**EXERCISE DIRECTIONS**
Please copy all the lines that follow, word for word.

**MATERIAL TO PROCESS**
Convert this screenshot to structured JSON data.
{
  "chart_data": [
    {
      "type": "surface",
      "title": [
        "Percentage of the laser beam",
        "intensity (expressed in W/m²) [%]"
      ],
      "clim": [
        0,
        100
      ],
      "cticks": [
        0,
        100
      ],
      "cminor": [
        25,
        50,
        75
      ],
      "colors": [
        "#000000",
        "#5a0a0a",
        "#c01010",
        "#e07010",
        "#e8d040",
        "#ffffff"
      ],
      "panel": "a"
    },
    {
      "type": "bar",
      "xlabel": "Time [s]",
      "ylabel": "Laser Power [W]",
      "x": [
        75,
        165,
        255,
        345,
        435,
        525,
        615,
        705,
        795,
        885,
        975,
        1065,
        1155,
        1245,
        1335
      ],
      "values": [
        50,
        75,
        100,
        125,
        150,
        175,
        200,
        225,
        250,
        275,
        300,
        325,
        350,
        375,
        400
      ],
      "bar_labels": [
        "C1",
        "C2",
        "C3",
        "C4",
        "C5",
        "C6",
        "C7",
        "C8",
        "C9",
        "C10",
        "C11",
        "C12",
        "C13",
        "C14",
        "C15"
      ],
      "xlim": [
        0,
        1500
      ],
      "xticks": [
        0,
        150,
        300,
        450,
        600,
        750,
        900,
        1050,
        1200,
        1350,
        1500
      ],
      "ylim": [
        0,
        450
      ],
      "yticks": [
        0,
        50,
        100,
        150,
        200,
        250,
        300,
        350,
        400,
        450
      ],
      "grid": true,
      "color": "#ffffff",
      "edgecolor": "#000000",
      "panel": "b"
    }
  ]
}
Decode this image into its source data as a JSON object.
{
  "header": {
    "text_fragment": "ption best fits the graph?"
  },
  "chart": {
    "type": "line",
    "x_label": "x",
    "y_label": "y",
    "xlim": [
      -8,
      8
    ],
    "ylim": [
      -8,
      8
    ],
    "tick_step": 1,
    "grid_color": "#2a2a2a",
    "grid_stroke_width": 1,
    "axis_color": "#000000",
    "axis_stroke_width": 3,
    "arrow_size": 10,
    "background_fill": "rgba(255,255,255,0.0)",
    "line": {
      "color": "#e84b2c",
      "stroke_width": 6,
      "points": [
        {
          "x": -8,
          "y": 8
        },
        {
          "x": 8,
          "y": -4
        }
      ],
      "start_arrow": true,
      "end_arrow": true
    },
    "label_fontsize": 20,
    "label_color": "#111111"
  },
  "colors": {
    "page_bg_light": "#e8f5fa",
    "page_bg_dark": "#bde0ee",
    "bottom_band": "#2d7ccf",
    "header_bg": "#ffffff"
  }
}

**THE ANSWER**
Convert this screenshot to structured JSON data.
{
  "chart_data": [
    {
      "type": "surface",
      "title": [
        "Percentage of the laser beam",
        "intensity (expressed in W/m²) [%]"
      ],
      "clim": [
        0,
        100
      ],
      "cticks": [
        0,
        100
      ],
      "cminor": [
        25,
        50,
        75
      ],
      "colors": [
        "#000000",
        "#5a0a0a",
        "#c01010",
        "#e07010",
        "#e8d040",
        "#ffffff"
      ],
      "panel": "a"
    },
    {
      "type": "bar",
      "xlabel": "Time [s]",
      "ylabel": "Laser Power [W]",
      "x": [
        75,
        165,
        255,
        345,
        435,
        525,
        615,
        705,
        795,
        885,
        975,
        1065,
        1155,
        1245,
        1335
      ],
      "values": [
        50,
        75,
        100,
        125,
        150,
        175,
        200,
        225,
        250,
        275,
        300,
        325,
        350,
        375,
        400
      ],
      "bar_labels": [
        "C1",
        "C2",
        "C3",
        "C4",
        "C5",
        "C6",
        "C7",
        "C8",
        "C9",
        "C10",
        "C11",
        "C12",
        "C13",
        "C14",
        "C15"
      ],
      "xlim": [
        0,
        1500
      ],
      "xticks": [
        0,
        150,
        300,
        450,
        600,
        750,
        900,
        1050,
        1200,
        1350,
        1500
      ],
      "ylim": [
        0,
        450
      ],
      "yticks": [
        0,
        50,
        100,
        150,
        200,
        250,
        300,
        350,
        400,
        450
      ],
      "grid": true,
      "color": "#ffffff",
      "edgecolor": "#000000",
      "panel": "b"
    }
  ]
}
Decode this image into its source data as a JSON object.
{
  "header": {
    "text_fragment": "ption best fits the graph?"
  },
  "chart": {
    "type": "line",
    "x_label": "x",
    "y_label": "y",
    "xlim": [
      -8,
      8
    ],
    "ylim": [
      -8,
      8
    ],
    "tick_step": 1,
    "grid_color": "#2a2a2a",
    "grid_stroke_width": 1,
    "axis_color": "#000000",
    "axis_stroke_width": 3,
    "arrow_size": 10,
    "background_fill": "rgba(255,255,255,0.0)",
    "line": {
      "color": "#e84b2c",
      "stroke_width": 6,
      "points": [
        {
          "x": -8,
          "y": 8
        },
        {
          "x": 8,
          "y": -4
        }
      ],
      "start_arrow": true,
      "end_arrow": true
    },
    "label_fontsize": 20,
    "label_color": "#111111"
  },
  "colors": {
    "page_bg_light": "#e8f5fa",
    "page_bg_dark": "#bde0ee",
    "bottom_band": "#2d7ccf",
    "header_bg": "#ffffff"
  }
}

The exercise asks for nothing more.